Brief
Images do not belong in the copy. Retype all the entries below exactly.

====== Records for the task ======

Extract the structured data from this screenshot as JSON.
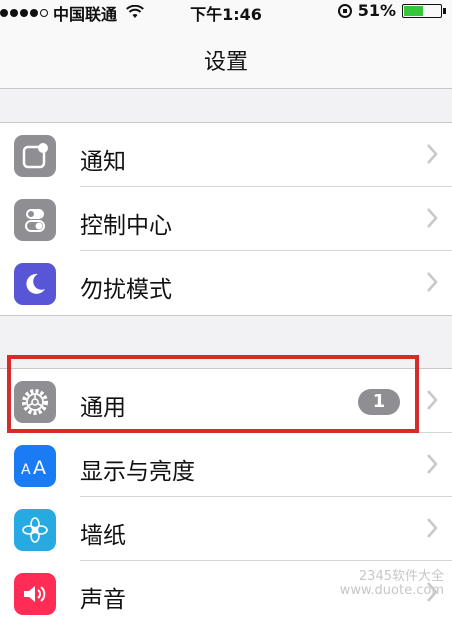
{
  "status_bar": {
    "carrier": "中国联通",
    "time": "下午1:46",
    "battery_text": "51%",
    "battery_level": 0.51
  },
  "nav": {
    "title": "设置"
  },
  "groups": [
    {
      "rows": [
        {
          "label": "通知",
          "icon": "notifications-icon",
          "icon_color": "#8e8e93"
        },
        {
          "label": "控制中心",
          "icon": "control-center-icon",
          "icon_color": "#8e8e93"
        },
        {
          "label": "勿扰模式",
          "icon": "do-not-disturb-moon-icon",
          "icon_color": "#5856d6"
        }
      ]
    },
    {
      "rows": [
        {
          "label": "通用",
          "icon": "gear-icon",
          "icon_color": "#8e8e93",
          "badge": "1"
        },
        {
          "label": "显示与亮度",
          "icon": "display-aa-icon",
          "icon_color": "#1a7cf5"
        },
        {
          "label": "墙纸",
          "icon": "wallpaper-flower-icon",
          "icon_color": "#27aae1"
        },
        {
          "label": "声音",
          "icon": "sound-speaker-icon",
          "icon_color": "#ff2d55"
        }
      ]
    }
  ],
  "watermark": {
    "line1": "2345软件大全",
    "line2": "www.duote.com"
  },
  "colors": {
    "highlight": "#d52b2b",
    "badge": "#8e8e93",
    "separator": "#c8c8cc"
  }
}
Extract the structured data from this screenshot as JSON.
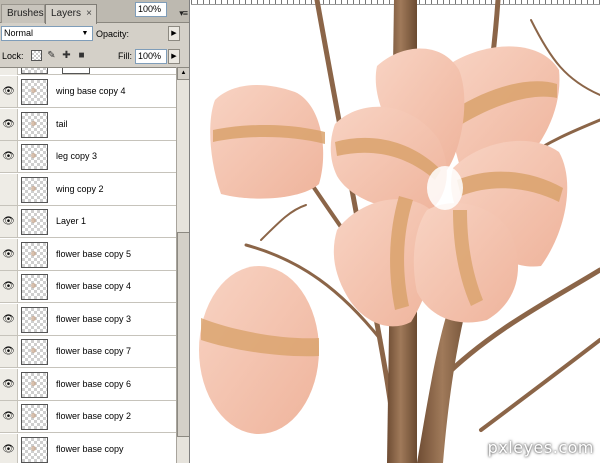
{
  "panel": {
    "tabs": [
      {
        "label": "Brushes",
        "active": false
      },
      {
        "label": "Layers",
        "active": true
      }
    ],
    "close_glyph": "×",
    "menu_glyph": "▾≡",
    "blend_mode": "Normal",
    "opacity_label": "Opacity:",
    "opacity_value": "100%",
    "lock_label": "Lock:",
    "fill_label": "Fill:",
    "fill_value": "100%",
    "layers": [
      {
        "name": "wing base copy 4",
        "visible": true
      },
      {
        "name": "tail",
        "visible": true
      },
      {
        "name": "leg copy 3",
        "visible": true
      },
      {
        "name": "wing copy 2",
        "visible": false
      },
      {
        "name": "Layer 1",
        "visible": true
      },
      {
        "name": "flower base copy 5",
        "visible": true
      },
      {
        "name": "flower base copy 4",
        "visible": true
      },
      {
        "name": "flower base copy 3",
        "visible": true
      },
      {
        "name": "flower base copy 7",
        "visible": true
      },
      {
        "name": "flower base copy 6",
        "visible": true
      },
      {
        "name": "flower base copy 2",
        "visible": true
      },
      {
        "name": "flower base copy",
        "visible": true
      }
    ]
  },
  "icons": {
    "eye": "eye-icon",
    "lock_transparent": "checkerboard-lock-icon",
    "lock_paint": "brush-lock-icon",
    "lock_move": "move-lock-icon",
    "lock_all": "padlock-icon"
  },
  "canvas": {
    "watermark": "pxleyes.com"
  },
  "colors": {
    "panel_bg": "#d4d0c8",
    "petal": "#f4c2ad",
    "petal_stripe": "#d9a26c",
    "stem": "#8b6548"
  }
}
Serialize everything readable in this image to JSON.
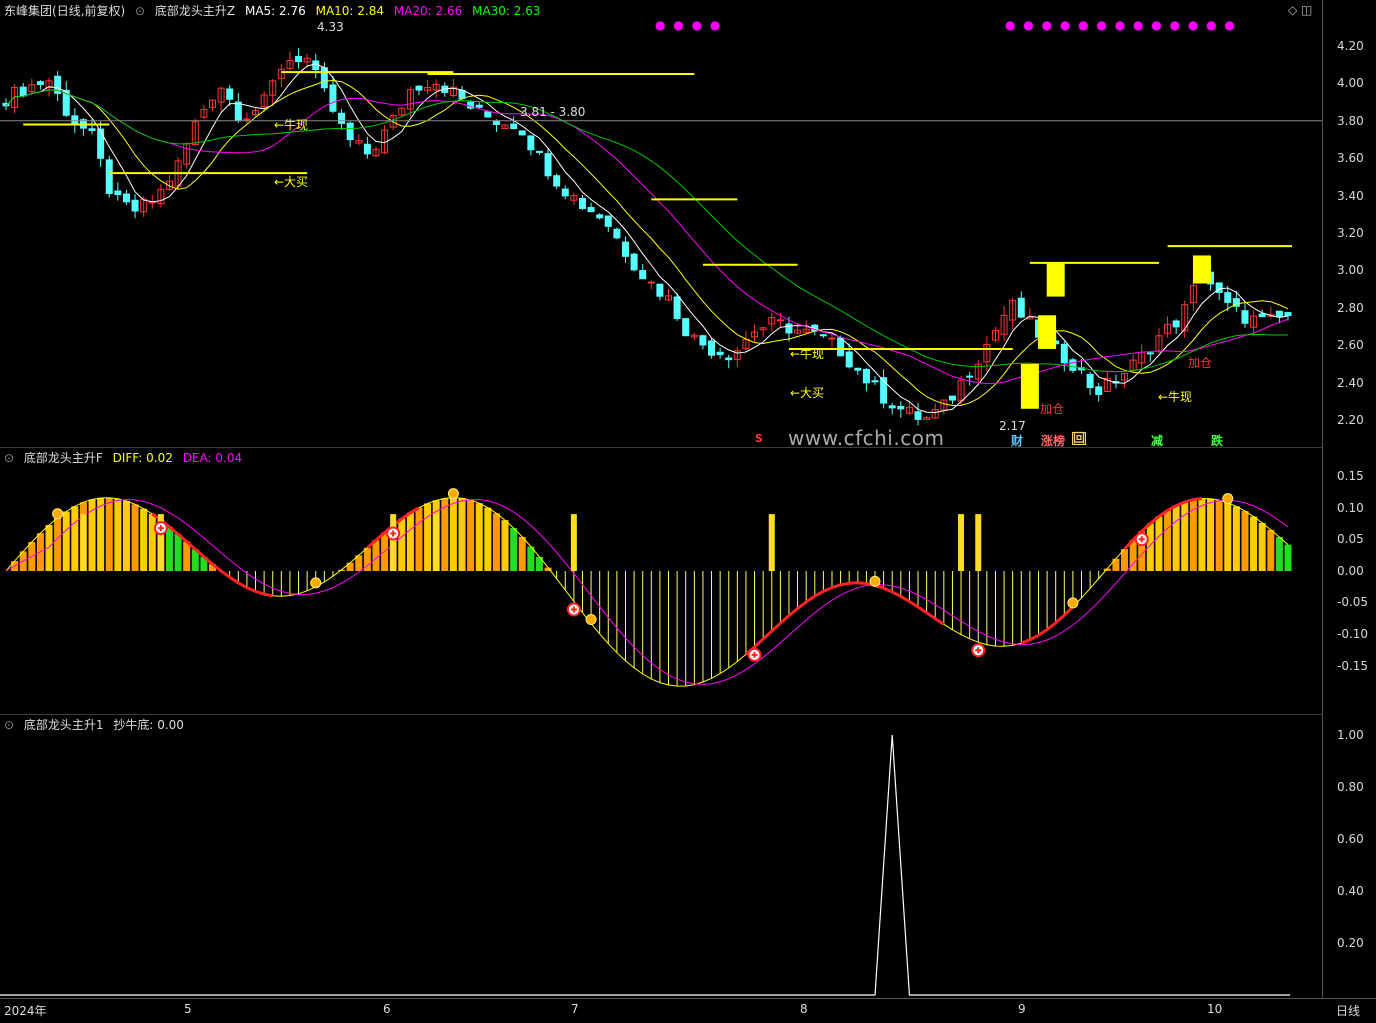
{
  "panel1": {
    "stock": "东峰集团",
    "period_note": "(日线,前复权)",
    "indicator": "底部龙头主升Z",
    "ma": [
      {
        "label": "MA5: 2.76",
        "color": "#ffffff"
      },
      {
        "label": "MA10: 2.84",
        "color": "#ffff00"
      },
      {
        "label": "MA20: 2.66",
        "color": "#ff00ff"
      },
      {
        "label": "MA30: 2.63",
        "color": "#00ff00"
      }
    ],
    "y_ticks": [
      "4.20",
      "4.00",
      "3.80",
      "3.60",
      "3.40",
      "3.20",
      "3.00",
      "2.80",
      "2.60",
      "2.40",
      "2.20"
    ],
    "annotations": {
      "high": "4.33",
      "low": "2.17",
      "range": "3.81 - 3.80",
      "niuxian1": "←牛现",
      "niuxian2": "←牛现",
      "niuxian3": "←牛现",
      "damai1": "←大买",
      "damai2": "←大买",
      "jiacang1": "加仓",
      "jiacang2": "加仓"
    },
    "signals": {
      "s": "S",
      "cai": "财",
      "zhangbang": "涨榜",
      "hui": "回",
      "jian": "减",
      "die": "跌"
    },
    "watermark": "www.cfchi.com"
  },
  "panel2": {
    "indicator": "底部龙头主升F",
    "diff": "DIFF: 0.02",
    "dea": "DEA: 0.04",
    "y_ticks": [
      "0.15",
      "0.10",
      "0.05",
      "0.00",
      "-0.05",
      "-0.10",
      "-0.15"
    ]
  },
  "panel3": {
    "indicator": "底部龙头主升1",
    "value": "抄牛底: 0.00",
    "y_ticks": [
      "1.00",
      "0.80",
      "0.60",
      "0.40",
      "0.20"
    ]
  },
  "x_axis": {
    "labels": [
      "2024年",
      "5",
      "6",
      "7",
      "8",
      "9",
      "10"
    ],
    "period_button": "日线"
  },
  "colors": {
    "up": "#ff3333",
    "down": "#54ffff",
    "ma5": "#ffffff",
    "ma10": "#ffff00",
    "ma20": "#ff00ff",
    "ma30": "#00c800"
  },
  "chart_data": [
    {
      "type": "candlestick",
      "title": "东峰集团 (日线,前复权)",
      "series": [
        {
          "name": "MA5",
          "last": 2.76
        },
        {
          "name": "MA10",
          "last": 2.84
        },
        {
          "name": "MA20",
          "last": 2.66
        },
        {
          "name": "MA30",
          "last": 2.63
        }
      ],
      "x_labels": [
        "2024年",
        "5",
        "6",
        "7",
        "8",
        "9",
        "10"
      ],
      "ylim": [
        2.13,
        4.33
      ],
      "max": 4.33,
      "min": 2.17,
      "close_path": [
        3.92,
        3.98,
        4.02,
        3.82,
        3.72,
        3.38,
        3.32,
        3.38,
        3.55,
        3.82,
        4.0,
        3.82,
        3.88,
        4.12,
        4.15,
        3.92,
        3.7,
        3.62,
        3.78,
        3.98,
        4.02,
        3.95,
        3.85,
        3.8,
        3.78,
        3.6,
        3.45,
        3.35,
        3.28,
        3.1,
        2.95,
        2.85,
        2.65,
        2.58,
        2.55,
        2.68,
        2.72,
        2.68,
        2.65,
        2.58,
        2.45,
        2.33,
        2.25,
        2.2,
        2.28,
        2.45,
        2.62,
        2.82,
        2.7,
        2.58,
        2.5,
        2.35,
        2.42,
        2.52,
        2.65,
        2.75,
        3.0,
        2.82,
        2.75,
        2.72,
        2.76
      ]
    },
    {
      "type": "bar",
      "title": "底部龙头主升F",
      "series": [
        {
          "name": "DIFF",
          "last": 0.02
        },
        {
          "name": "DEA",
          "last": 0.04
        }
      ],
      "ylim": [
        -0.22,
        0.16
      ]
    },
    {
      "type": "line",
      "title": "底部龙头主升1",
      "series": [
        {
          "name": "抄牛底",
          "last": 0.0,
          "peak": 1.0
        }
      ],
      "ylim": [
        0,
        1.0
      ]
    }
  ]
}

======

Solution for this problem
Extract the structured data from this screenshot as JSON.
{
  "status_bar": {
    "carrier": "中国联通",
    "time": "下午1:46",
    "battery_text": "51%",
    "battery_level": 0.51
  },
  "nav": {
    "title": "设置"
  },
  "groups": [
    {
      "rows": [
        {
          "label": "通知",
          "icon": "notifications-icon",
          "icon_color": "#8e8e93"
        },
        {
          "label": "控制中心",
          "icon": "control-center-icon",
          "icon_color": "#8e8e93"
        },
        {
          "label": "勿扰模式",
          "icon": "do-not-disturb-moon-icon",
          "icon_color": "#5856d6"
        }
      ]
    },
    {
      "rows": [
        {
          "label": "通用",
          "icon": "gear-icon",
          "icon_color": "#8e8e93",
          "badge": "1"
        },
        {
          "label": "显示与亮度",
          "icon": "display-aa-icon",
          "icon_color": "#1a7cf5"
        },
        {
          "label": "墙纸",
          "icon": "wallpaper-flower-icon",
          "icon_color": "#27aae1"
        },
        {
          "label": "声音",
          "icon": "sound-speaker-icon",
          "icon_color": "#ff2d55"
        }
      ]
    }
  ],
  "watermark": {
    "line1": "2345软件大全",
    "line2": "www.duote.com"
  },
  "colors": {
    "highlight": "#d52b2b",
    "badge": "#8e8e93",
    "separator": "#c8c8cc"
  }
}
Extract the structured data from this screenshot as JSON.
{
  "panel": {
    "tabs": [
      {
        "label": "Brushes",
        "active": false
      },
      {
        "label": "Layers",
        "active": true
      }
    ],
    "close_glyph": "×",
    "menu_glyph": "▾≡",
    "blend_mode": "Normal",
    "opacity_label": "Opacity:",
    "opacity_value": "100%",
    "lock_label": "Lock:",
    "fill_label": "Fill:",
    "fill_value": "100%",
    "layers": [
      {
        "name": "wing base copy 4",
        "visible": true
      },
      {
        "name": "tail",
        "visible": true
      },
      {
        "name": "leg copy 3",
        "visible": true
      },
      {
        "name": "wing copy 2",
        "visible": false
      },
      {
        "name": "Layer 1",
        "visible": true
      },
      {
        "name": "flower base copy 5",
        "visible": true
      },
      {
        "name": "flower base copy 4",
        "visible": true
      },
      {
        "name": "flower base copy 3",
        "visible": true
      },
      {
        "name": "flower base copy 7",
        "visible": true
      },
      {
        "name": "flower base copy 6",
        "visible": true
      },
      {
        "name": "flower base copy 2",
        "visible": true
      },
      {
        "name": "flower base copy",
        "visible": true
      }
    ]
  },
  "icons": {
    "eye": "eye-icon",
    "lock_transparent": "checkerboard-lock-icon",
    "lock_paint": "brush-lock-icon",
    "lock_move": "move-lock-icon",
    "lock_all": "padlock-icon"
  },
  "canvas": {
    "watermark": "pxleyes.com"
  },
  "colors": {
    "panel_bg": "#d4d0c8",
    "petal": "#f4c2ad",
    "petal_stripe": "#d9a26c",
    "stem": "#8b6548"
  }
}
Serialize everything readable in this image to JSON.
{
  "panel1": {
    "stock": "东峰集团",
    "period_note": "(日线,前复权)",
    "indicator": "底部龙头主升Z",
    "ma": [
      {
        "label": "MA5: 2.76",
        "color": "#ffffff"
      },
      {
        "label": "MA10: 2.84",
        "color": "#ffff00"
      },
      {
        "label": "MA20: 2.66",
        "color": "#ff00ff"
      },
      {
        "label": "MA30: 2.63",
        "color": "#00ff00"
      }
    ],
    "y_ticks": [
      "4.20",
      "4.00",
      "3.80",
      "3.60",
      "3.40",
      "3.20",
      "3.00",
      "2.80",
      "2.60",
      "2.40",
      "2.20"
    ],
    "annotations": {
      "high": "4.33",
      "low": "2.17",
      "range": "3.81 - 3.80",
      "niuxian1": "←牛现",
      "niuxian2": "←牛现",
      "niuxian3": "←牛现",
      "damai1": "←大买",
      "damai2": "←大买",
      "jiacang1": "加仓",
      "jiacang2": "加仓"
    },
    "signals": {
      "s": "S",
      "cai": "财",
      "zhangbang": "涨榜",
      "hui": "回",
      "jian": "减",
      "die": "跌"
    },
    "watermark": "www.cfchi.com"
  },
  "panel2": {
    "indicator": "底部龙头主升F",
    "diff": "DIFF: 0.02",
    "dea": "DEA: 0.04",
    "y_ticks": [
      "0.15",
      "0.10",
      "0.05",
      "0.00",
      "-0.05",
      "-0.10",
      "-0.15"
    ]
  },
  "panel3": {
    "indicator": "底部龙头主升1",
    "value": "抄牛底: 0.00",
    "y_ticks": [
      "1.00",
      "0.80",
      "0.60",
      "0.40",
      "0.20"
    ]
  },
  "x_axis": {
    "labels": [
      "2024年",
      "5",
      "6",
      "7",
      "8",
      "9",
      "10"
    ],
    "period_button": "日线"
  },
  "colors": {
    "up": "#ff3333",
    "down": "#54ffff",
    "ma5": "#ffffff",
    "ma10": "#ffff00",
    "ma20": "#ff00ff",
    "ma30": "#00c800"
  },
  "chart_data": [
    {
      "type": "candlestick",
      "title": "东峰集团 (日线,前复权)",
      "series": [
        {
          "name": "MA5",
          "last": 2.76
        },
        {
          "name": "MA10",
          "last": 2.84
        },
        {
          "name": "MA20",
          "last": 2.66
        },
        {
          "name": "MA30",
          "last": 2.63
        }
      ],
      "x_labels": [
        "2024年",
        "5",
        "6",
        "7",
        "8",
        "9",
        "10"
      ],
      "ylim": [
        2.13,
        4.33
      ],
      "max": 4.33,
      "min": 2.17,
      "close_path": [
        3.92,
        3.98,
        4.02,
        3.82,
        3.72,
        3.38,
        3.32,
        3.38,
        3.55,
        3.82,
        4.0,
        3.82,
        3.88,
        4.12,
        4.15,
        3.92,
        3.7,
        3.62,
        3.78,
        3.98,
        4.02,
        3.95,
        3.85,
        3.8,
        3.78,
        3.6,
        3.45,
        3.35,
        3.28,
        3.1,
        2.95,
        2.85,
        2.65,
        2.58,
        2.55,
        2.68,
        2.72,
        2.68,
        2.65,
        2.58,
        2.45,
        2.33,
        2.25,
        2.2,
        2.28,
        2.45,
        2.62,
        2.82,
        2.7,
        2.58,
        2.5,
        2.35,
        2.42,
        2.52,
        2.65,
        2.75,
        3.0,
        2.82,
        2.75,
        2.72,
        2.76
      ]
    },
    {
      "type": "bar",
      "title": "底部龙头主升F",
      "series": [
        {
          "name": "DIFF",
          "last": 0.02
        },
        {
          "name": "DEA",
          "last": 0.04
        }
      ],
      "ylim": [
        -0.22,
        0.16
      ]
    },
    {
      "type": "line",
      "title": "底部龙头主升1",
      "series": [
        {
          "name": "抄牛底",
          "last": 0.0,
          "peak": 1.0
        }
      ],
      "ylim": [
        0,
        1.0
      ]
    }
  ]
}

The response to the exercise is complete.